▸ **Your task**: Reproduce all the entries exactly.

▸ **Data provided**:
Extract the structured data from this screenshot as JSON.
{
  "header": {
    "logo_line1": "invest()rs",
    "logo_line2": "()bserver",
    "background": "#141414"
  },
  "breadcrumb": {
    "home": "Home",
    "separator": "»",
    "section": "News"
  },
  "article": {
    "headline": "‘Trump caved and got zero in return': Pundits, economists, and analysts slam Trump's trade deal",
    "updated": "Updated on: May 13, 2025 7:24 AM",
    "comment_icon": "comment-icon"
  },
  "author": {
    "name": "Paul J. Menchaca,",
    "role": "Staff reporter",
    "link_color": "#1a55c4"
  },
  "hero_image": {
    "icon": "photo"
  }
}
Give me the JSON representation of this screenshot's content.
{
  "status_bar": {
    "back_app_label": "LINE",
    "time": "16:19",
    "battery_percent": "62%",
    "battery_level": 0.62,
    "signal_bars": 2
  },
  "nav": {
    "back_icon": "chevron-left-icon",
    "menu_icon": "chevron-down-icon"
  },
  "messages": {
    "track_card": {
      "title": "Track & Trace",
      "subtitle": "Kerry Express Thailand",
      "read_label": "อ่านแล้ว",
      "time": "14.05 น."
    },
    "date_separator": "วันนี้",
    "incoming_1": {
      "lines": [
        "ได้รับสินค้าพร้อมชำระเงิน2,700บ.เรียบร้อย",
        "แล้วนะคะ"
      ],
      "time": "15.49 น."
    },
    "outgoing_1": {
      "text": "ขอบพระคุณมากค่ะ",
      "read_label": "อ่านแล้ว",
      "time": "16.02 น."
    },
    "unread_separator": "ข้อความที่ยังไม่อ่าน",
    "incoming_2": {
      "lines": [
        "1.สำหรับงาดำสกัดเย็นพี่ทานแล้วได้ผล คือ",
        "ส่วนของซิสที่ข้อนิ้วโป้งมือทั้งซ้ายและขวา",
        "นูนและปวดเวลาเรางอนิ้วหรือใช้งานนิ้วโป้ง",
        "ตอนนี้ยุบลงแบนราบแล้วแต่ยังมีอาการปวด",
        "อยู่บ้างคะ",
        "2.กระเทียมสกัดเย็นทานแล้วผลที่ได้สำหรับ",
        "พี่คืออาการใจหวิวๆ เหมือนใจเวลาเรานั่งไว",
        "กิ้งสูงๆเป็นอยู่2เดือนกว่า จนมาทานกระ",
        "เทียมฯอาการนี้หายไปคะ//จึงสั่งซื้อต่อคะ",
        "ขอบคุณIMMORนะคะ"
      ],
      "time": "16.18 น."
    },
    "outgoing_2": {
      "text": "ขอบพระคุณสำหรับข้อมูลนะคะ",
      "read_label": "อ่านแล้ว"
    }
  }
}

▸ **Result**:
Extract the structured data from this screenshot as JSON.
{
  "header": {
    "logo_line1": "invest()rs",
    "logo_line2": "()bserver",
    "background": "#141414"
  },
  "breadcrumb": {
    "home": "Home",
    "separator": "»",
    "section": "News"
  },
  "article": {
    "headline": "‘Trump caved and got zero in return': Pundits, economists, and analysts slam Trump's trade deal",
    "updated": "Updated on: May 13, 2025 7:24 AM",
    "comment_icon": "comment-icon"
  },
  "author": {
    "name": "Paul J. Menchaca,",
    "role": "Staff reporter",
    "link_color": "#1a55c4"
  },
  "hero_image": {
    "icon": "photo"
  }
}
Give me the JSON representation of this screenshot's content.
{
  "status_bar": {
    "back_app_label": "LINE",
    "time": "16:19",
    "battery_percent": "62%",
    "battery_level": 0.62,
    "signal_bars": 2
  },
  "nav": {
    "back_icon": "chevron-left-icon",
    "menu_icon": "chevron-down-icon"
  },
  "messages": {
    "track_card": {
      "title": "Track & Trace",
      "subtitle": "Kerry Express Thailand",
      "read_label": "อ่านแล้ว",
      "time": "14.05 น."
    },
    "date_separator": "วันนี้",
    "incoming_1": {
      "lines": [
        "ได้รับสินค้าพร้อมชำระเงิน2,700บ.เรียบร้อย",
        "แล้วนะคะ"
      ],
      "time": "15.49 น."
    },
    "outgoing_1": {
      "text": "ขอบพระคุณมากค่ะ",
      "read_label": "อ่านแล้ว",
      "time": "16.02 น."
    },
    "unread_separator": "ข้อความที่ยังไม่อ่าน",
    "incoming_2": {
      "lines": [
        "1.สำหรับงาดำสกัดเย็นพี่ทานแล้วได้ผล คือ",
        "ส่วนของซิสที่ข้อนิ้วโป้งมือทั้งซ้ายและขวา",
        "นูนและปวดเวลาเรางอนิ้วหรือใช้งานนิ้วโป้ง",
        "ตอนนี้ยุบลงแบนราบแล้วแต่ยังมีอาการปวด",
        "อยู่บ้างคะ",
        "2.กระเทียมสกัดเย็นทานแล้วผลที่ได้สำหรับ",
        "พี่คืออาการใจหวิวๆ เหมือนใจเวลาเรานั่งไว",
        "กิ้งสูงๆเป็นอยู่2เดือนกว่า จนมาทานกระ",
        "เทียมฯอาการนี้หายไปคะ//จึงสั่งซื้อต่อคะ",
        "ขอบคุณIMMORนะคะ"
      ],
      "time": "16.18 น."
    },
    "outgoing_2": {
      "text": "ขอบพระคุณสำหรับข้อมูลนะคะ",
      "read_label": "อ่านแล้ว"
    }
  }
}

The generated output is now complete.